►
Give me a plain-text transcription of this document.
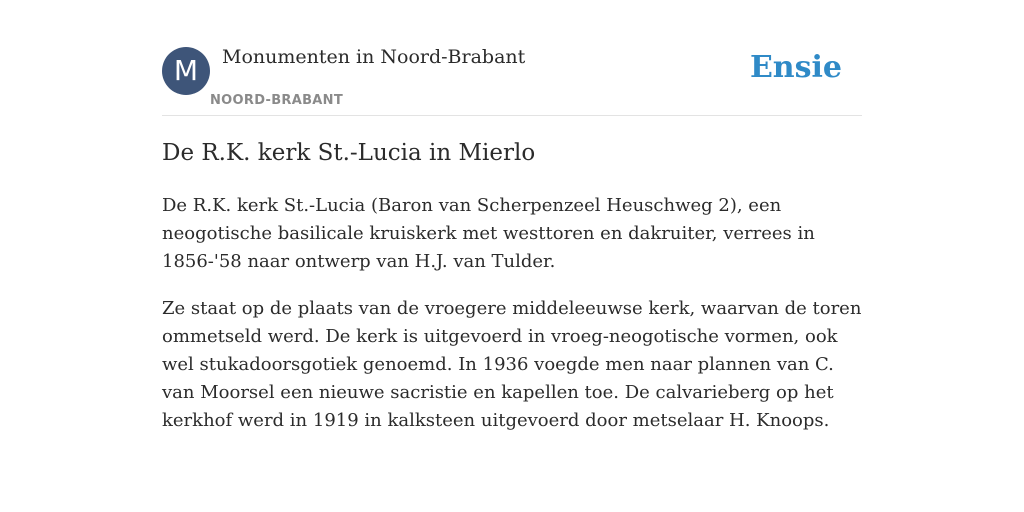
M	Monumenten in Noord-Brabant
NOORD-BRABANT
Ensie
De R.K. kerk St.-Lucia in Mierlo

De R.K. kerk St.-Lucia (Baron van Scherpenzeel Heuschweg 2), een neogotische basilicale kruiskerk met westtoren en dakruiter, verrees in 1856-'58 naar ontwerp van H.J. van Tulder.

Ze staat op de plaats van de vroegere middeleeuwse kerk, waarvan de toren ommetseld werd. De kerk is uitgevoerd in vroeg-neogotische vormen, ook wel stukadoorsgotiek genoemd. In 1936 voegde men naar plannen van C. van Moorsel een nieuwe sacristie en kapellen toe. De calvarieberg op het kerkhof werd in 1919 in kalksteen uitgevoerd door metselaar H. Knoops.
◄
**What you need to do**
Using the material above, retype each entry exactly and omit the pictures.

**The result**
Give me a plain-text transcription of this document.
M	Monumenten in Noord-Brabant
NOORD-BRABANT
Ensie
De R.K. kerk St.-Lucia in Mierlo

De R.K. kerk St.-Lucia (Baron van Scherpenzeel Heuschweg 2), een neogotische basilicale kruiskerk met westtoren en dakruiter, verrees in 1856-'58 naar ontwerp van H.J. van Tulder.

Ze staat op de plaats van de vroegere middeleeuwse kerk, waarvan de toren ommetseld werd. De kerk is uitgevoerd in vroeg-neogotische vormen, ook wel stukadoorsgotiek genoemd. In 1936 voegde men naar plannen van C. van Moorsel een nieuwe sacristie en kapellen toe. De calvarieberg op het kerkhof werd in 1919 in kalksteen uitgevoerd door metselaar H. Knoops.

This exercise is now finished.